The chemical (2S)-3-(4-cyanophenoxy)-N-[4-cyano-3-(trifluoromethyl)phenyl]-2-hydroxy-2-methyl-propanamide is also know as Ostarine and goes by the additional nomenclatures as Enobosarm, MK-2866, GTx-024 and S-22.
Ostarine is a non-steroidal Selective Androgen Receptor Modulator (SARM).
SARMs are relatively new (first appearing in 2003) compounds that bind to specific androgen receptors in the human body and can produce effects similar to those of anabolic steroids, but claim to do so without the various undesirable steroid side effects.
SARMs are taken orally, and, unlike the majority of oral steroids, are not heptotoxic (hard on the liver).
However, before you begin madly Googling for Ostarine with visions of holding up a Mr. Olympia trophy, read on….
Ostarine works by binding to the androgen receptors and affects both muscle and bone tissue. It was developed with the intent of using it as a treatment for conditions such as muscle wasting, andropause, and osteoporosis, especially in the elderly and disease patients.

> **DATASET EXCERPTS**:
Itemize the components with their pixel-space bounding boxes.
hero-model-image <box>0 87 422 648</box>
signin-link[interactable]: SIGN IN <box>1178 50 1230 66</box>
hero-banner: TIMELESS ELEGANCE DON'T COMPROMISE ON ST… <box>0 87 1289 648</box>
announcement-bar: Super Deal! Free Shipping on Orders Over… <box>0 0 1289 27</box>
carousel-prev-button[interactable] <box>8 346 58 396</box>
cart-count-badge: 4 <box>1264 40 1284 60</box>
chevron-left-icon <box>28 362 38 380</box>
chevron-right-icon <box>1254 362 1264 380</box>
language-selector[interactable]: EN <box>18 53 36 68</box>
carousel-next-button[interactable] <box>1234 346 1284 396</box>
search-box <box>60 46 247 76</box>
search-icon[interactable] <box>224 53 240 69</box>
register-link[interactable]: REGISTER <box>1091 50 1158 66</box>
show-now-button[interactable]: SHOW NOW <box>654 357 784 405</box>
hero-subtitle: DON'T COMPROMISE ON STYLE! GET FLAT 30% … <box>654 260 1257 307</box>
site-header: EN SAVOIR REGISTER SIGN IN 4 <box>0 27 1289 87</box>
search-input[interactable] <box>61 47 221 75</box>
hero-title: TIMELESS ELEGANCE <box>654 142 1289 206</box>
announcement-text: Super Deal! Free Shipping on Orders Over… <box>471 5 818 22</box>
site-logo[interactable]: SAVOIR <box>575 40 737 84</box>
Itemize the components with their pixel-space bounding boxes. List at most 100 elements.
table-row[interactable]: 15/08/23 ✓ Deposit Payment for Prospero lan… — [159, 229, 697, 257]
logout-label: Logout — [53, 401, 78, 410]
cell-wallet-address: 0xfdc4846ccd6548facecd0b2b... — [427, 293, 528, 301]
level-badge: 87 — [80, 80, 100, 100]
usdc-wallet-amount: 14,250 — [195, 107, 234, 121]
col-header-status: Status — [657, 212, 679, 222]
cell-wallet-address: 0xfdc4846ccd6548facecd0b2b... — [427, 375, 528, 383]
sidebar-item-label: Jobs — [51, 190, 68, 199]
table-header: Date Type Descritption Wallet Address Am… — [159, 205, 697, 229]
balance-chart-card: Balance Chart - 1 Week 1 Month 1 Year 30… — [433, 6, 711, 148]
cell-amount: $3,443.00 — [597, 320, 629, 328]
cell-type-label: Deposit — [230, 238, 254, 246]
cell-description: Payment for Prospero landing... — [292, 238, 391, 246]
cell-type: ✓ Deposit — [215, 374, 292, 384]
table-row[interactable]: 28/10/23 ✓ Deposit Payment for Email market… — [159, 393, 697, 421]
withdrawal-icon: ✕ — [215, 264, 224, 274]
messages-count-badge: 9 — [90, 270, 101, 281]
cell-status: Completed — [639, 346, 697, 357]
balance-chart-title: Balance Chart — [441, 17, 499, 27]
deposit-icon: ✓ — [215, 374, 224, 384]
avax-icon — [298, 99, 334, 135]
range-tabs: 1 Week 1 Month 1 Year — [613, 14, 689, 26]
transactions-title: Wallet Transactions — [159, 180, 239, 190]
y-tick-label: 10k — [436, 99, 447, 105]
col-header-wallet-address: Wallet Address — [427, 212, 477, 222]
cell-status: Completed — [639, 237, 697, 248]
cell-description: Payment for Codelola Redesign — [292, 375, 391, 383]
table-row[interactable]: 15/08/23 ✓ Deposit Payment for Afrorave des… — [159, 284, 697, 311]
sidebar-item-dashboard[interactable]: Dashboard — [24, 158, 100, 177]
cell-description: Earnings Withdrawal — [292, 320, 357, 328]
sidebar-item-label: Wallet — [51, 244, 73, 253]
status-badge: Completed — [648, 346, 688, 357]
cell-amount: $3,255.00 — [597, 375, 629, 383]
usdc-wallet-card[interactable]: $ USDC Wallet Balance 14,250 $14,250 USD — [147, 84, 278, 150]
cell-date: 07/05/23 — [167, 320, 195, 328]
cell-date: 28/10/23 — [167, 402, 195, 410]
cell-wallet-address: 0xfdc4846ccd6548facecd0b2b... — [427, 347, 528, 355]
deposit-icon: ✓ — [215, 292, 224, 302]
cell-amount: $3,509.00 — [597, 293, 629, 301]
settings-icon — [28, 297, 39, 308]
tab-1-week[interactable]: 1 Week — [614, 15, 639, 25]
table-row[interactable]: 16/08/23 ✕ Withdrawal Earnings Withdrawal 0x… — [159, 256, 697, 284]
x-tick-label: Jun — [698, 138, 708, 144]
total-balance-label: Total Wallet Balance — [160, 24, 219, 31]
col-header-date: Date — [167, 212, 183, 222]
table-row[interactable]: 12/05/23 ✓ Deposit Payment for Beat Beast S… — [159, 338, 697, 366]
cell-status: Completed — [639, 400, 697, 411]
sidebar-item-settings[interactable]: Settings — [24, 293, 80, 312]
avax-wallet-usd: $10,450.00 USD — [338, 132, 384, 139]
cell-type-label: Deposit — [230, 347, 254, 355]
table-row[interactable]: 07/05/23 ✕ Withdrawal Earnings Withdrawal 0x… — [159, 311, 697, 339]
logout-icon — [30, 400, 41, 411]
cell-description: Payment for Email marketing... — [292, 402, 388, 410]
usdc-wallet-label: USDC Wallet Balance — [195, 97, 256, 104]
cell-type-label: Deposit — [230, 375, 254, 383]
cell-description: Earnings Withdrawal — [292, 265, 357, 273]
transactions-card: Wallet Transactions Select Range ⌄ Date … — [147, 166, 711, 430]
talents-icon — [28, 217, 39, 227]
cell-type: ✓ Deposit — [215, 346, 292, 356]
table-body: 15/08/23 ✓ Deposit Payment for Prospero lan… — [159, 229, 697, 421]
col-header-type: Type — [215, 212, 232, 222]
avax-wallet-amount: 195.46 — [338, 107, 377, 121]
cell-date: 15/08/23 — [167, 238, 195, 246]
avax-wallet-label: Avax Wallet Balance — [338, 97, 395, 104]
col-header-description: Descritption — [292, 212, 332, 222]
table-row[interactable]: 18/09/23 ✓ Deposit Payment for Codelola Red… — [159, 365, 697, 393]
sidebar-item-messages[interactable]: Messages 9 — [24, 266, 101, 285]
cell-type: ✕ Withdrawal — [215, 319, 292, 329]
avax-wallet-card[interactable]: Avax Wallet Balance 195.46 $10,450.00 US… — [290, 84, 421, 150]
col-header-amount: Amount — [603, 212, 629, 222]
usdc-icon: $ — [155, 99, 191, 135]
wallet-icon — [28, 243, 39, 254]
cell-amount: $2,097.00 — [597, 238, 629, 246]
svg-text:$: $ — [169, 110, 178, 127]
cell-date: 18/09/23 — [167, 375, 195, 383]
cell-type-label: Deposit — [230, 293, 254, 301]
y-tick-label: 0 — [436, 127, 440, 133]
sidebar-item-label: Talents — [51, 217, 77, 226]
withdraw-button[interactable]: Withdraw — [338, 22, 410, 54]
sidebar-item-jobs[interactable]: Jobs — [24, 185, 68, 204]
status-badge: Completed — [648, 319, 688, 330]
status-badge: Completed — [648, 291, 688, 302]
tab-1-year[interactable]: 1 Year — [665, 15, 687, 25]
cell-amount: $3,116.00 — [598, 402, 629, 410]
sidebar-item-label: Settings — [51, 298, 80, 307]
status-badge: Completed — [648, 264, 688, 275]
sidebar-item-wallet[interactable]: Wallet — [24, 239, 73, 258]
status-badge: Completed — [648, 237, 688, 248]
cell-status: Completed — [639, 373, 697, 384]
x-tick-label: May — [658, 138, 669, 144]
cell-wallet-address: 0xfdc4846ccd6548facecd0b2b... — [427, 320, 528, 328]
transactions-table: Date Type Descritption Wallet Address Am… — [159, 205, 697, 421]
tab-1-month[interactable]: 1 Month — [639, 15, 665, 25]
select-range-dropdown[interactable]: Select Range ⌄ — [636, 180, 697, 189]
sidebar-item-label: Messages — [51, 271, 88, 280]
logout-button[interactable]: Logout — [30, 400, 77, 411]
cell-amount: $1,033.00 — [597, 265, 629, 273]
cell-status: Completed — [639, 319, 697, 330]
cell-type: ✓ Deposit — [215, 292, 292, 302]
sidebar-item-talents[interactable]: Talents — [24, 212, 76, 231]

> **ABOUT THIS EXERCISE**: Quote the entire Ostarine passage word for word. The entries are not used in what follows.

> **OUTPUT FOR THIS EXERCISE**:
The chemical (2S)-3-(4-cyanophenoxy)-N-[4-cyano-3-(trifluoromethyl)phenyl]-2-hydroxy-2-methyl-propanamide is also know as Ostarine and goes by the additional nomenclatures as Enobosarm, MK-2866, GTx-024 and S-22.
Ostarine is a non-steroidal Selective Androgen Receptor Modulator (SARM).
SARMs are relatively new (first appearing in 2003) compounds that bind to specific androgen receptors in the human body and can produce effects similar to those of anabolic steroids, but claim to do so without the various undesirable steroid side effects.
SARMs are taken orally, and, unlike the majority of oral steroids, are not heptotoxic (hard on the liver).
However, before you begin madly Googling for Ostarine with visions of holding up a Mr. Olympia trophy, read on….
Ostarine works by binding to the androgen receptors and affects both muscle and bone tissue. It was developed with the intent of using it as a treatment for conditions such as muscle wasting, andropause, and osteoporosis, especially in the elderly and disease patients.